PROBLEM: Give every entry again, unchanged, and leave its images out.

RECORDS SHOWN:
________________________________________
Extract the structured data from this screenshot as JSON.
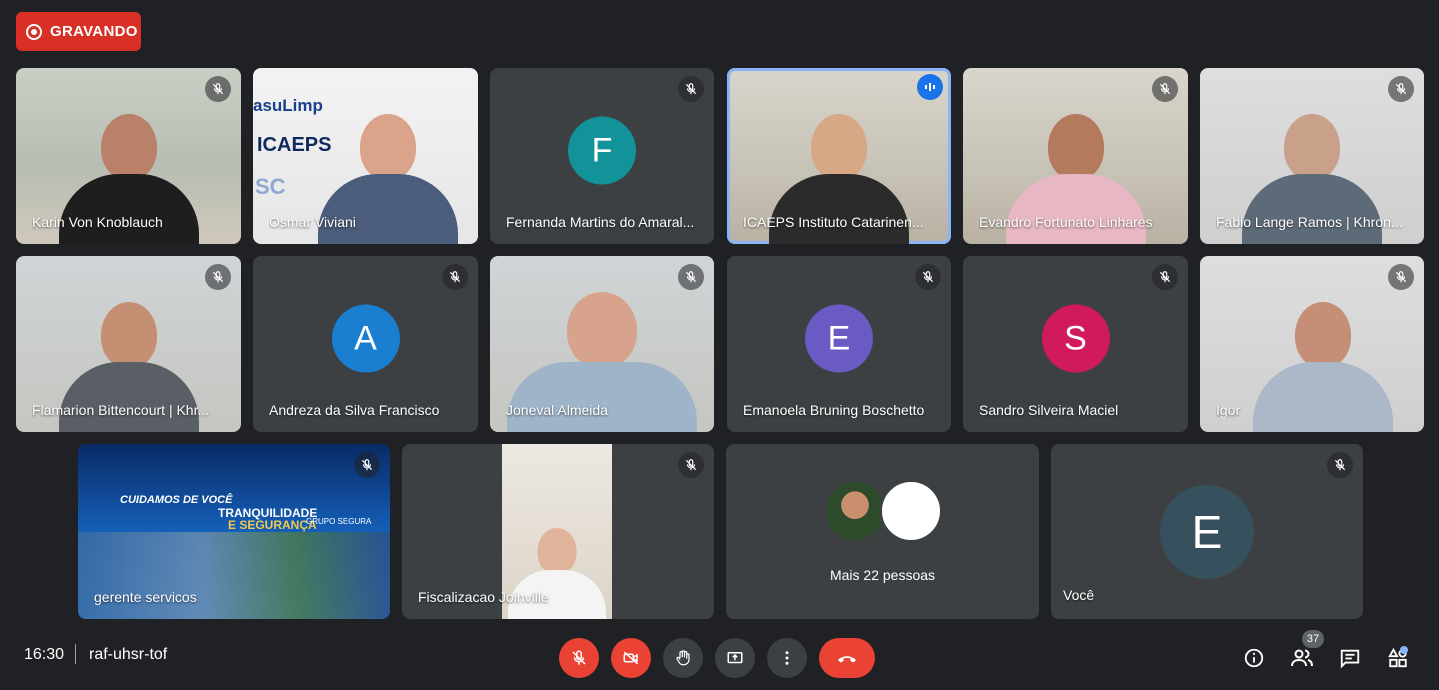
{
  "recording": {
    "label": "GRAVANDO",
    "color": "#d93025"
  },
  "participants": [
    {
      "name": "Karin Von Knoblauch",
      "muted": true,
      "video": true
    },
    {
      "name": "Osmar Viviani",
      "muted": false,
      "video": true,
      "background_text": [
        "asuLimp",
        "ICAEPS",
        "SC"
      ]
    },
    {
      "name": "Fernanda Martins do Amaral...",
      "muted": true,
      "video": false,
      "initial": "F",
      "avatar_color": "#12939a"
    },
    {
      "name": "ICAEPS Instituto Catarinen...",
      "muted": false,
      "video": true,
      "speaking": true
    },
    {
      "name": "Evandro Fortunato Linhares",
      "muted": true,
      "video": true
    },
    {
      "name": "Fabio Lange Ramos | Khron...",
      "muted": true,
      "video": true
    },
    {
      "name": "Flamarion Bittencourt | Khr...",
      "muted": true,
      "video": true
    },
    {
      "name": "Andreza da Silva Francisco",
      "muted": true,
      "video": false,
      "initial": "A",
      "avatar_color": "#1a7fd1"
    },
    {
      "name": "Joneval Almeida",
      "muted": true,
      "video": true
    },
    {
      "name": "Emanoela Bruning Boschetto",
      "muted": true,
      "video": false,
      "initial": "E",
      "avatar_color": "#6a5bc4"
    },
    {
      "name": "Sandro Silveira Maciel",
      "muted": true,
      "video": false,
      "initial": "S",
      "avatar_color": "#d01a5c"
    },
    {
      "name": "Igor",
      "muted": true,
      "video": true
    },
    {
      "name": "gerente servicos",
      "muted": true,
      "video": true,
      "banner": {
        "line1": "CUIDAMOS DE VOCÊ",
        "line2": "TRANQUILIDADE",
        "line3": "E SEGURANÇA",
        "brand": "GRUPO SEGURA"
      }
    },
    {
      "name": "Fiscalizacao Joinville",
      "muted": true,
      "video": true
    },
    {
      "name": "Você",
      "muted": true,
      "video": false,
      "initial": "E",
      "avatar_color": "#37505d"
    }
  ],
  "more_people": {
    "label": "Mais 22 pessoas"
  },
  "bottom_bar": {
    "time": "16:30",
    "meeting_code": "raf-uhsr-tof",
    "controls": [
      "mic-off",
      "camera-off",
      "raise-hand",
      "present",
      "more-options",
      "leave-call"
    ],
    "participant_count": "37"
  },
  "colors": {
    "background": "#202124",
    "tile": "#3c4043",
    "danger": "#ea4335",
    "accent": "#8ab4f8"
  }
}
________________________________________
OUTPUT FOR THIS TASK:
Extract the structured data from this screenshot as JSON.
{
  "recording": {
    "label": "GRAVANDO",
    "color": "#d93025"
  },
  "participants": [
    {
      "name": "Karin Von Knoblauch",
      "muted": true,
      "video": true
    },
    {
      "name": "Osmar Viviani",
      "muted": false,
      "video": true,
      "background_text": [
        "asuLimp",
        "ICAEPS",
        "SC"
      ]
    },
    {
      "name": "Fernanda Martins do Amaral...",
      "muted": true,
      "video": false,
      "initial": "F",
      "avatar_color": "#12939a"
    },
    {
      "name": "ICAEPS Instituto Catarinen...",
      "muted": false,
      "video": true,
      "speaking": true
    },
    {
      "name": "Evandro Fortunato Linhares",
      "muted": true,
      "video": true
    },
    {
      "name": "Fabio Lange Ramos | Khron...",
      "muted": true,
      "video": true
    },
    {
      "name": "Flamarion Bittencourt | Khr...",
      "muted": true,
      "video": true
    },
    {
      "name": "Andreza da Silva Francisco",
      "muted": true,
      "video": false,
      "initial": "A",
      "avatar_color": "#1a7fd1"
    },
    {
      "name": "Joneval Almeida",
      "muted": true,
      "video": true
    },
    {
      "name": "Emanoela Bruning Boschetto",
      "muted": true,
      "video": false,
      "initial": "E",
      "avatar_color": "#6a5bc4"
    },
    {
      "name": "Sandro Silveira Maciel",
      "muted": true,
      "video": false,
      "initial": "S",
      "avatar_color": "#d01a5c"
    },
    {
      "name": "Igor",
      "muted": true,
      "video": true
    },
    {
      "name": "gerente servicos",
      "muted": true,
      "video": true,
      "banner": {
        "line1": "CUIDAMOS DE VOCÊ",
        "line2": "TRANQUILIDADE",
        "line3": "E SEGURANÇA",
        "brand": "GRUPO SEGURA"
      }
    },
    {
      "name": "Fiscalizacao Joinville",
      "muted": true,
      "video": true
    },
    {
      "name": "Você",
      "muted": true,
      "video": false,
      "initial": "E",
      "avatar_color": "#37505d"
    }
  ],
  "more_people": {
    "label": "Mais 22 pessoas"
  },
  "bottom_bar": {
    "time": "16:30",
    "meeting_code": "raf-uhsr-tof",
    "controls": [
      "mic-off",
      "camera-off",
      "raise-hand",
      "present",
      "more-options",
      "leave-call"
    ],
    "participant_count": "37"
  },
  "colors": {
    "background": "#202124",
    "tile": "#3c4043",
    "danger": "#ea4335",
    "accent": "#8ab4f8"
  }
}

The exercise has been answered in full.